EXTRAIT DU TEXTE
Le degré d’impotence se détermine en fonction du nombre d'actes (associés éventuellement à une surveillance personnelle permanente ou à un accompagnement durable pour faire face aux nécessités de la vie) pour lesquels l’aide d’autrui est nécessaire (cf. art. 37 du règlement sur l’assurance-invalidité, du 17 janvier 1961 (RAI - RS 831.201). L’évaluation du besoin d’aide pour accomplir les actes ordinaires de la vie constitue donc une appréciation fonctionnelle ou qualitative de la situation (arrêt du Tribunal fédéral 9C_350/2014 du 11 septembre 2014 consid. 4.2.2 et la référence).

7.1 Selon l’art. 37 al. 1 RAI, l’impotence est grave lorsque l’assuré est entièrement impotent. Tel est le cas s’il a besoin d’une aide régulière et importante d’autrui pour tous les actes ordinaires de la vie et que son état nécessite, en outre, des soins permanents ou une surveillance personnelle

7.2 Selon l’art. 37 al. 2 RAI, l’impotence est moyenne si l’assuré, même avec des moyens auxiliaires, a besoin : d’une aide régulière et importante d’autrui pour accomplir la plupart des actes ordinaires de la vie (let. a); d’une aide régulière et importante d’autrui pour accomplir au moins deux actes ordinaires de la vie et nécessite, en outre, une surveillance personnelle permanente (let. b); ou d’une aide régulière et importante d’autrui pour accomplir au moins deux actes ordinaires de la vie et nécessite, en outre, un accompagnement durable pour faire face aux nécessités de la vie au sens de l'art. 38 RAI (let. c).

DONNÉES
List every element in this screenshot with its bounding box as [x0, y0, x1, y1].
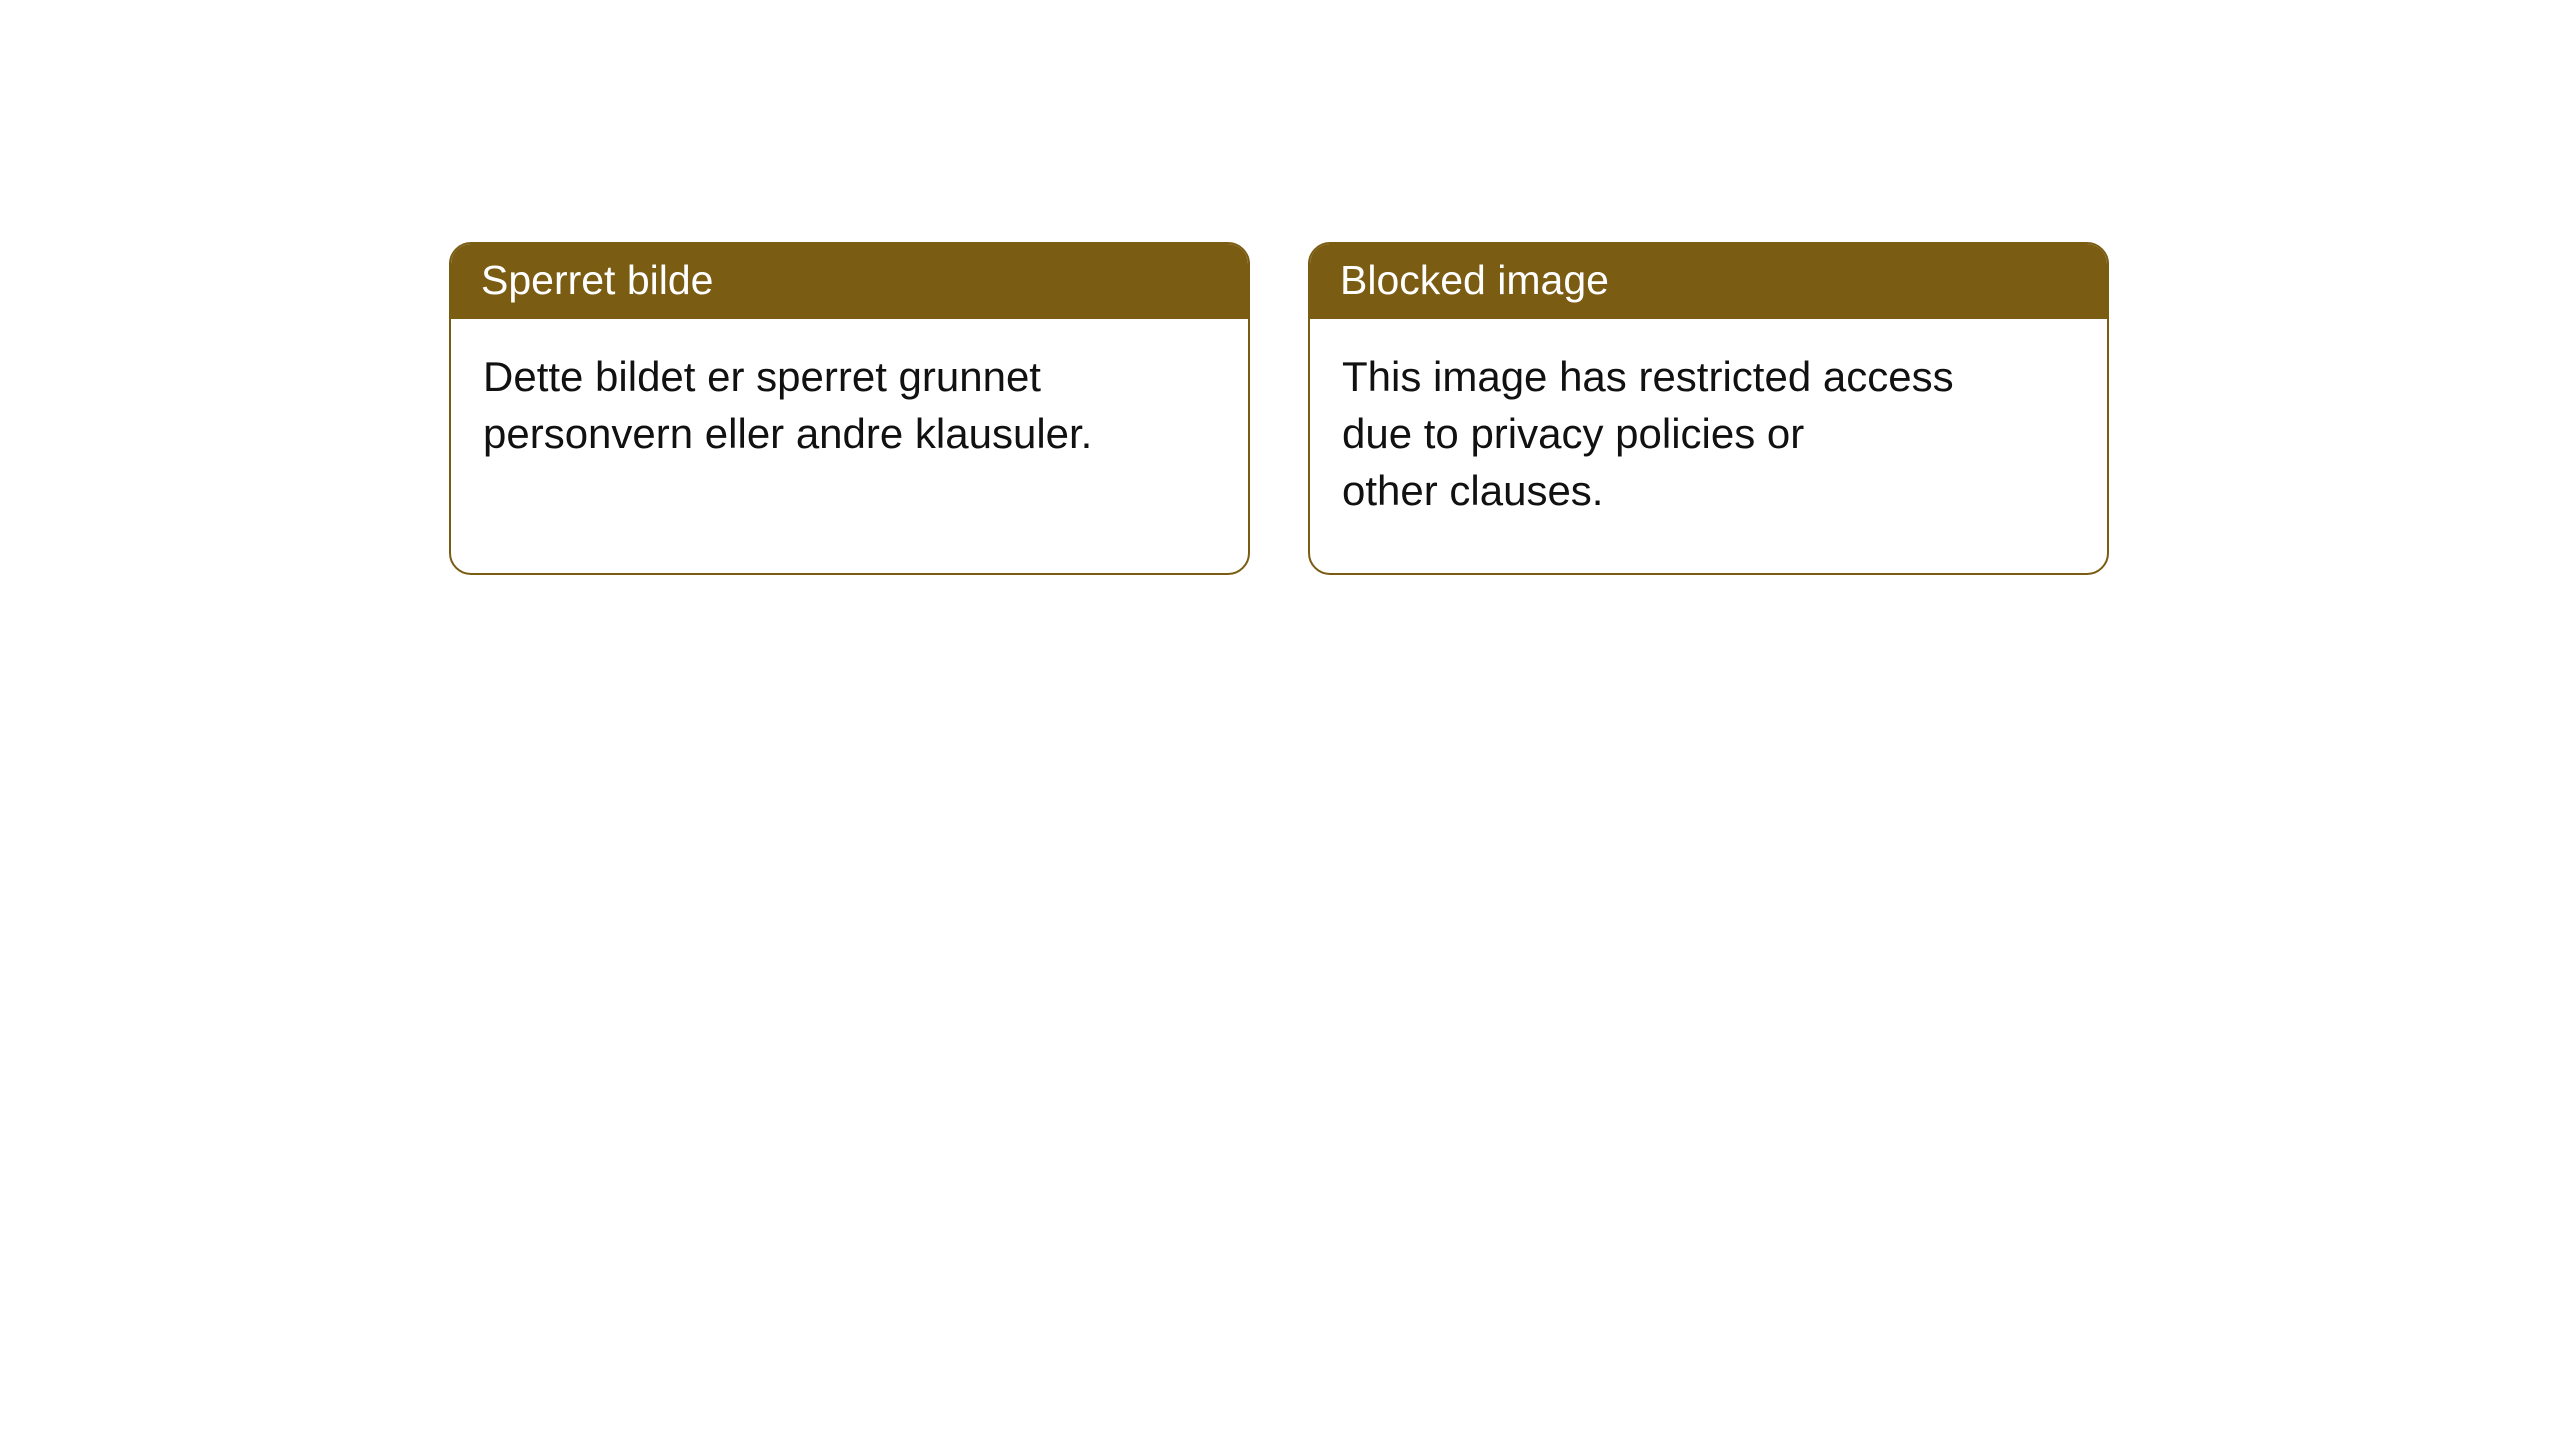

DÉFI 1
D'après l'extrait sur l'impotence, quels sont les cas d'impotence moyenne prévus par l'art. 37 al. 2 RAI ? Donnez-les tous, chacun avec sa lettre.
DÉFI 2
Recopiez le passage de l'extrait sur l'impotence qui va de « 7.2 Selon l’art. » jusqu'à « RAI (let. c). ».

RÉPONSE ATTENDUE 1
- let. a : l'assuré a besoin d'une aide régulière et importante d'autrui pour accomplir la plupart des actes ordinaires de la vie.
- let. b : l'assuré a besoin d'une aide régulière et importante d'autrui pour accomplir au moins deux actes ordinaires de la vie. Il nécessite en outre une surveillance personnelle permanente.
- let. c : l'assuré a besoin d'une aide régulière et importante d'autrui pour accomplir au moins deux actes ordinaires de la vie. Il nécessite en outre un accompagnement durable pour faire face aux nécessités de la vie au sens de l'art. 38 RAI.

RÉPONSE ATTENDUE 2
7.2 Selon l’art. 37 al. 2 RAI, l’impotence est moyenne si l’assuré, même avec des moyens auxiliaires, a besoin : d’une aide régulière et importante d’autrui pour accomplir la plupart des actes ordinaires de la vie (let. a); d’une aide régulière et importante d’autrui pour accomplir au moins deux actes ordinaires de la vie et nécessite, en outre, une surveillance personnelle permanente (let. b); ou d’une aide régulière et importante d’autrui pour accomplir au moins deux actes ordinaires de la vie et nécessite, en outre, un accompagnement durable pour faire face aux nécessités de la vie au sens de l'art. 38 RAI (let. c).